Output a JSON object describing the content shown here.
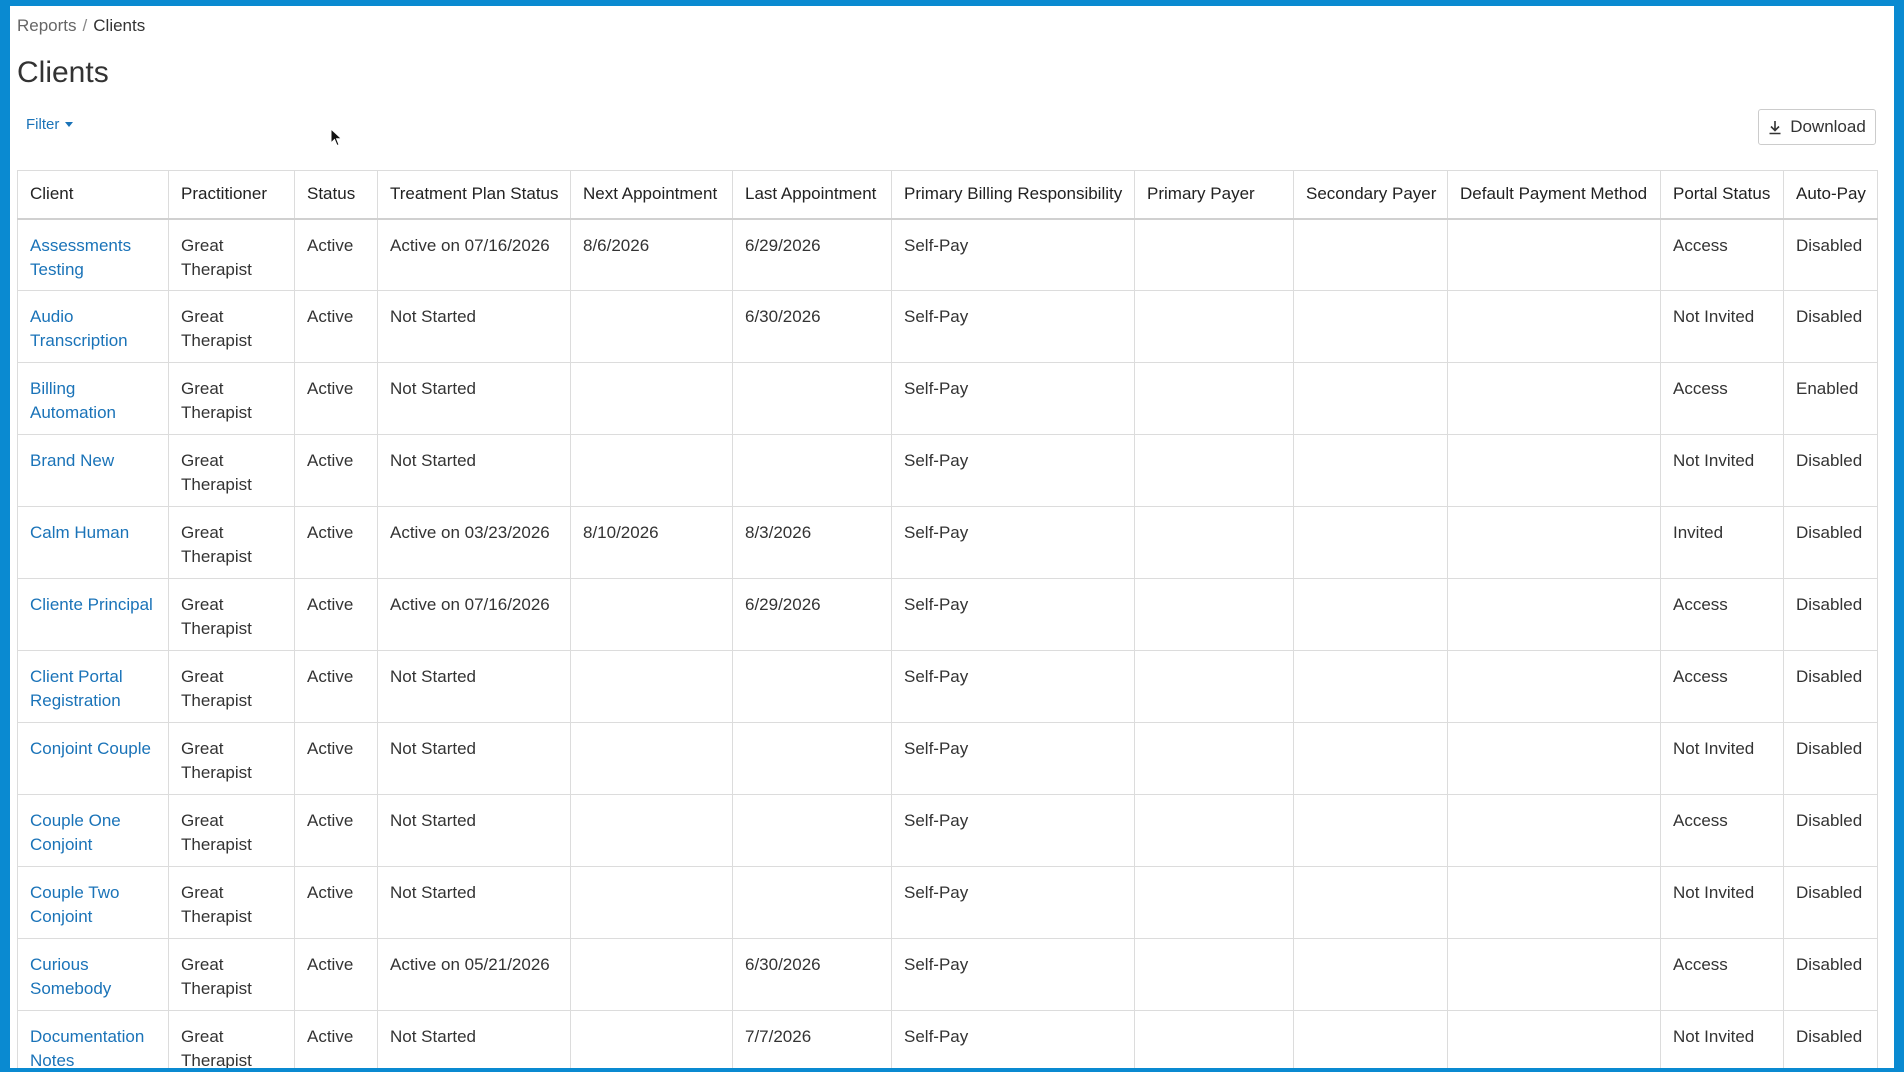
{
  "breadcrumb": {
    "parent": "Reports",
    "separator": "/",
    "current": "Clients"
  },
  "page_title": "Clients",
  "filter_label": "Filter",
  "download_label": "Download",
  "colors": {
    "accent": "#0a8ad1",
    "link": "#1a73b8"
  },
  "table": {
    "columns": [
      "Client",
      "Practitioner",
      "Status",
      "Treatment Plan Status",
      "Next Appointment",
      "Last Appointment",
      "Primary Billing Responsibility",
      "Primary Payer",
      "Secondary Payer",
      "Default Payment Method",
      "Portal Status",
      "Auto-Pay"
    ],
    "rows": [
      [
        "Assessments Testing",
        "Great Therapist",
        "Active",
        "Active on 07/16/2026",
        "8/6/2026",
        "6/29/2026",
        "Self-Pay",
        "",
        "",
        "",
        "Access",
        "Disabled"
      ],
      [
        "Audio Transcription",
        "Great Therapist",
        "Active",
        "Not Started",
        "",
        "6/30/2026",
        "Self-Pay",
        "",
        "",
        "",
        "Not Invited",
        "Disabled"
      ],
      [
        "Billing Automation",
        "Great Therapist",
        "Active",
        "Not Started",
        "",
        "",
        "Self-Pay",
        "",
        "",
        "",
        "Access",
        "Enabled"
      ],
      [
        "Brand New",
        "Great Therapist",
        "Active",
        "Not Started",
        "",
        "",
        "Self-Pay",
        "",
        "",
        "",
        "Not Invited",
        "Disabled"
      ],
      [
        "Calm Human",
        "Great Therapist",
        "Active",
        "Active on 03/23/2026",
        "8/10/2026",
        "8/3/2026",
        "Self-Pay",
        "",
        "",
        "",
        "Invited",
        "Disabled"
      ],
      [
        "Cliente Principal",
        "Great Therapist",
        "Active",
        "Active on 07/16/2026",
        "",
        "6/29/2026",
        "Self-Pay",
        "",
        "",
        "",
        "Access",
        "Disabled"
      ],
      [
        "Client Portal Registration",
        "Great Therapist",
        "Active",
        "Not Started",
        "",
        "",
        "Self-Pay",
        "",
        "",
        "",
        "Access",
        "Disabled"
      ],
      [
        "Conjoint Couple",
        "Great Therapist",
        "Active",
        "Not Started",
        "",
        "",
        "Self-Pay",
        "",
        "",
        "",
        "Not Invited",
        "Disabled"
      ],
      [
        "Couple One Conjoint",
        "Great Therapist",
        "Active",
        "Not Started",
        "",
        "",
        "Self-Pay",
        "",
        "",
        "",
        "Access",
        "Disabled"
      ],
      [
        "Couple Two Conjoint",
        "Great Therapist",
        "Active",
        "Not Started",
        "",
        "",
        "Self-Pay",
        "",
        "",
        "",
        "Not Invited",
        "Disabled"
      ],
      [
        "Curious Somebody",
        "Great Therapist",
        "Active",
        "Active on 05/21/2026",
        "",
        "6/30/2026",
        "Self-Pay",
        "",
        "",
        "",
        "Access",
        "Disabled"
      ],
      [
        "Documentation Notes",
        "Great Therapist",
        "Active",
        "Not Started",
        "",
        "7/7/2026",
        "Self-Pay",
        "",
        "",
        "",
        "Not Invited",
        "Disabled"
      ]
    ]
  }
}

- **What is needed**
In your copy, leave out the pictures and reproduce the material above exactly.

- **Output for this task**
Output a JSON object describing the content shown here.
{
  "breadcrumb": {
    "parent": "Reports",
    "separator": "/",
    "current": "Clients"
  },
  "page_title": "Clients",
  "filter_label": "Filter",
  "download_label": "Download",
  "colors": {
    "accent": "#0a8ad1",
    "link": "#1a73b8"
  },
  "table": {
    "columns": [
      "Client",
      "Practitioner",
      "Status",
      "Treatment Plan Status",
      "Next Appointment",
      "Last Appointment",
      "Primary Billing Responsibility",
      "Primary Payer",
      "Secondary Payer",
      "Default Payment Method",
      "Portal Status",
      "Auto-Pay"
    ],
    "rows": [
      [
        "Assessments Testing",
        "Great Therapist",
        "Active",
        "Active on 07/16/2026",
        "8/6/2026",
        "6/29/2026",
        "Self-Pay",
        "",
        "",
        "",
        "Access",
        "Disabled"
      ],
      [
        "Audio Transcription",
        "Great Therapist",
        "Active",
        "Not Started",
        "",
        "6/30/2026",
        "Self-Pay",
        "",
        "",
        "",
        "Not Invited",
        "Disabled"
      ],
      [
        "Billing Automation",
        "Great Therapist",
        "Active",
        "Not Started",
        "",
        "",
        "Self-Pay",
        "",
        "",
        "",
        "Access",
        "Enabled"
      ],
      [
        "Brand New",
        "Great Therapist",
        "Active",
        "Not Started",
        "",
        "",
        "Self-Pay",
        "",
        "",
        "",
        "Not Invited",
        "Disabled"
      ],
      [
        "Calm Human",
        "Great Therapist",
        "Active",
        "Active on 03/23/2026",
        "8/10/2026",
        "8/3/2026",
        "Self-Pay",
        "",
        "",
        "",
        "Invited",
        "Disabled"
      ],
      [
        "Cliente Principal",
        "Great Therapist",
        "Active",
        "Active on 07/16/2026",
        "",
        "6/29/2026",
        "Self-Pay",
        "",
        "",
        "",
        "Access",
        "Disabled"
      ],
      [
        "Client Portal Registration",
        "Great Therapist",
        "Active",
        "Not Started",
        "",
        "",
        "Self-Pay",
        "",
        "",
        "",
        "Access",
        "Disabled"
      ],
      [
        "Conjoint Couple",
        "Great Therapist",
        "Active",
        "Not Started",
        "",
        "",
        "Self-Pay",
        "",
        "",
        "",
        "Not Invited",
        "Disabled"
      ],
      [
        "Couple One Conjoint",
        "Great Therapist",
        "Active",
        "Not Started",
        "",
        "",
        "Self-Pay",
        "",
        "",
        "",
        "Access",
        "Disabled"
      ],
      [
        "Couple Two Conjoint",
        "Great Therapist",
        "Active",
        "Not Started",
        "",
        "",
        "Self-Pay",
        "",
        "",
        "",
        "Not Invited",
        "Disabled"
      ],
      [
        "Curious Somebody",
        "Great Therapist",
        "Active",
        "Active on 05/21/2026",
        "",
        "6/30/2026",
        "Self-Pay",
        "",
        "",
        "",
        "Access",
        "Disabled"
      ],
      [
        "Documentation Notes",
        "Great Therapist",
        "Active",
        "Not Started",
        "",
        "7/7/2026",
        "Self-Pay",
        "",
        "",
        "",
        "Not Invited",
        "Disabled"
      ]
    ]
  }
}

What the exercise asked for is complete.